__THE PROBLEM__.
From the entries below, copy out every line with "results" in it.

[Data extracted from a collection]

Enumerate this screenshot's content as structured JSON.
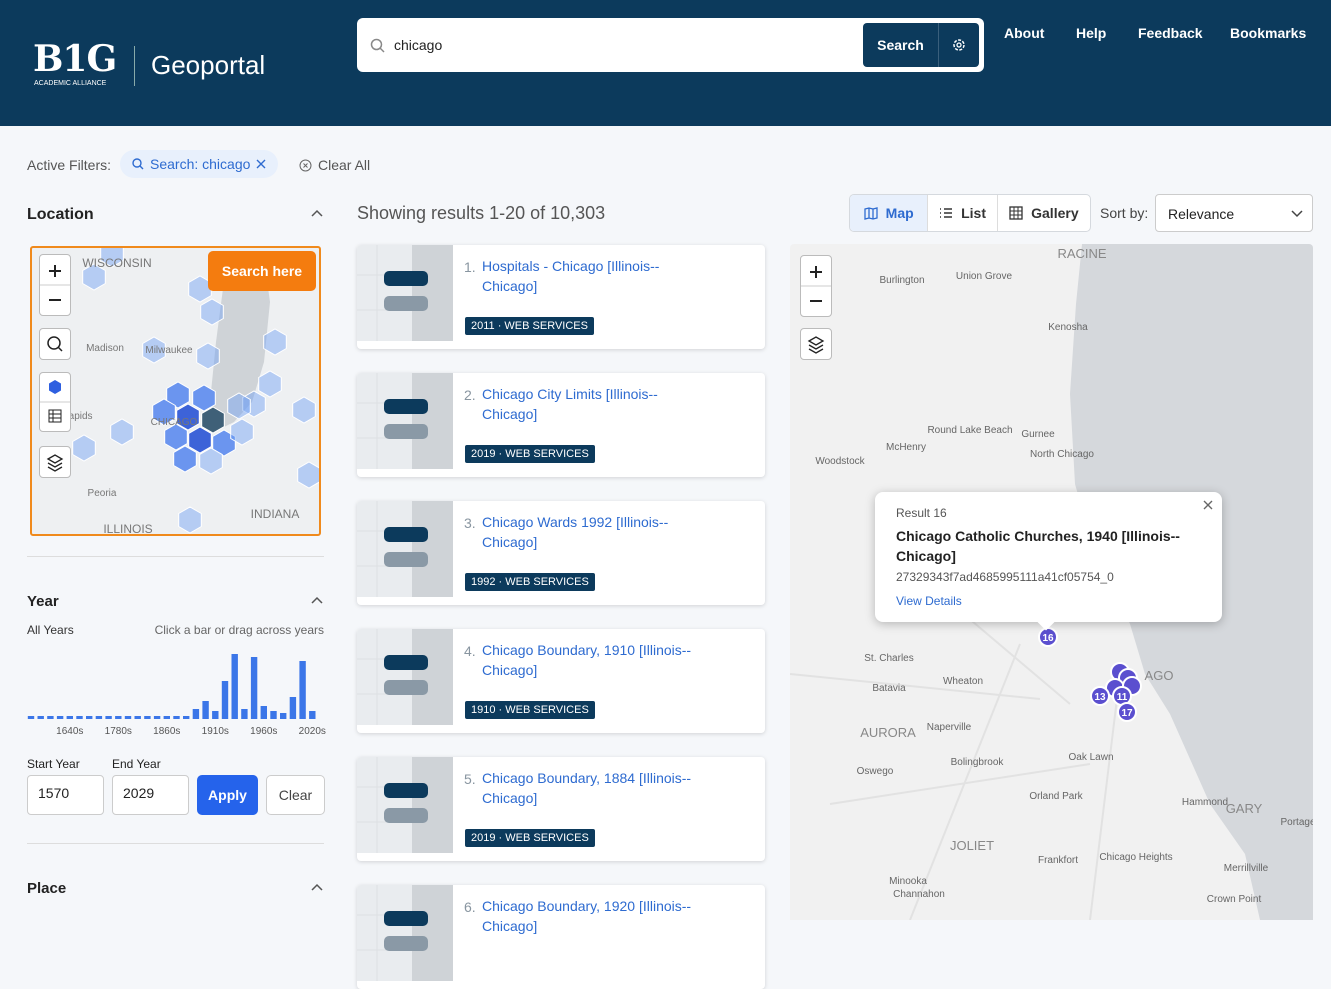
{
  "header": {
    "logo": "B1G",
    "logo_sub": "ACADEMIC ALLIANCE",
    "title": "Geoportal",
    "search_query": "chicago",
    "search_button": "Search",
    "nav": [
      "About",
      "Help",
      "Feedback",
      "Bookmarks"
    ]
  },
  "filters": {
    "label": "Active Filters:",
    "chips": [
      "Search: chicago"
    ],
    "clear": "Clear All"
  },
  "sidebar": {
    "location": {
      "title": "Location",
      "search_here": "Search here",
      "map_labels": [
        "WISCONSIN",
        "Madison",
        "Milwaukee",
        "Rapids",
        "CHICAGO",
        "Peoria",
        "ILLINOIS",
        "INDIANA"
      ]
    },
    "year": {
      "title": "Year",
      "all_label": "All Years",
      "hint": "Click a bar or drag across years",
      "histogram": {
        "categories": [
          null,
          null,
          null,
          null,
          "1640s",
          null,
          null,
          null,
          null,
          "1780s",
          null,
          null,
          null,
          null,
          "1860s",
          null,
          null,
          null,
          null,
          "1910s",
          null,
          null,
          null,
          null,
          "1960s",
          null,
          null,
          null,
          null,
          "2020s"
        ],
        "values": [
          3,
          3,
          3,
          3,
          3,
          3,
          3,
          3,
          3,
          3,
          3,
          3,
          3,
          3,
          3,
          3,
          3,
          10,
          18,
          8,
          38,
          65,
          10,
          62,
          13,
          8,
          6,
          22,
          58,
          8
        ]
      },
      "start_label": "Start Year",
      "end_label": "End Year",
      "start_value": 1570,
      "end_value": 2029,
      "apply": "Apply",
      "clear": "Clear"
    },
    "place": {
      "title": "Place"
    }
  },
  "results": {
    "summary": "Showing results 1-20 of 10,303",
    "views": [
      "Map",
      "List",
      "Gallery"
    ],
    "sort_label": "Sort by:",
    "sort_value": "Relevance",
    "items": [
      {
        "number": "1.",
        "title": "Hospitals - Chicago [Illinois--Chicago]",
        "badge": "2011 · WEB SERVICES"
      },
      {
        "number": "2.",
        "title": "Chicago City Limits [Illinois--Chicago]",
        "badge": "2019 · WEB SERVICES"
      },
      {
        "number": "3.",
        "title": "Chicago Wards 1992 [Illinois--Chicago]",
        "badge": "1992 · WEB SERVICES"
      },
      {
        "number": "4.",
        "title": "Chicago Boundary, 1910 [Illinois--Chicago]",
        "badge": "1910 · WEB SERVICES"
      },
      {
        "number": "5.",
        "title": "Chicago Boundary, 1884 [Illinois--Chicago]",
        "badge": "2019 · WEB SERVICES"
      },
      {
        "number": "6.",
        "title": "Chicago Boundary, 1920 [Illinois--Chicago]"
      }
    ]
  },
  "map": {
    "labels": [
      "RACINE",
      "Burlington",
      "Union Grove",
      "Kenosha",
      "Round Lake Beach",
      "Gurnee",
      "McHenry",
      "North Chicago",
      "Woodstock",
      "St. Charles",
      "Batavia",
      "Wheaton",
      "Naperville",
      "AURORA",
      "Oswego",
      "Bolingbrook",
      "Oak Lawn",
      "Orland Park",
      "Hammond",
      "GARY",
      "Portage",
      "JOLIET",
      "Frankfort",
      "Chicago Heights",
      "Merrillville",
      "Minooka",
      "Channahon",
      "Crown Point",
      "AGO"
    ],
    "markers": [
      "16",
      "13",
      "11",
      "17"
    ],
    "popup": {
      "heading": "Result 16",
      "title": "Chicago Catholic Churches, 1940 [Illinois--Chicago]",
      "id": "27329343f7ad4685995111a41cf05754_0",
      "link": "View Details"
    }
  }
}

__PROBLEM SOLUTION__.
  "results": {
    "summary": "Showing results 1-20 of 10,303",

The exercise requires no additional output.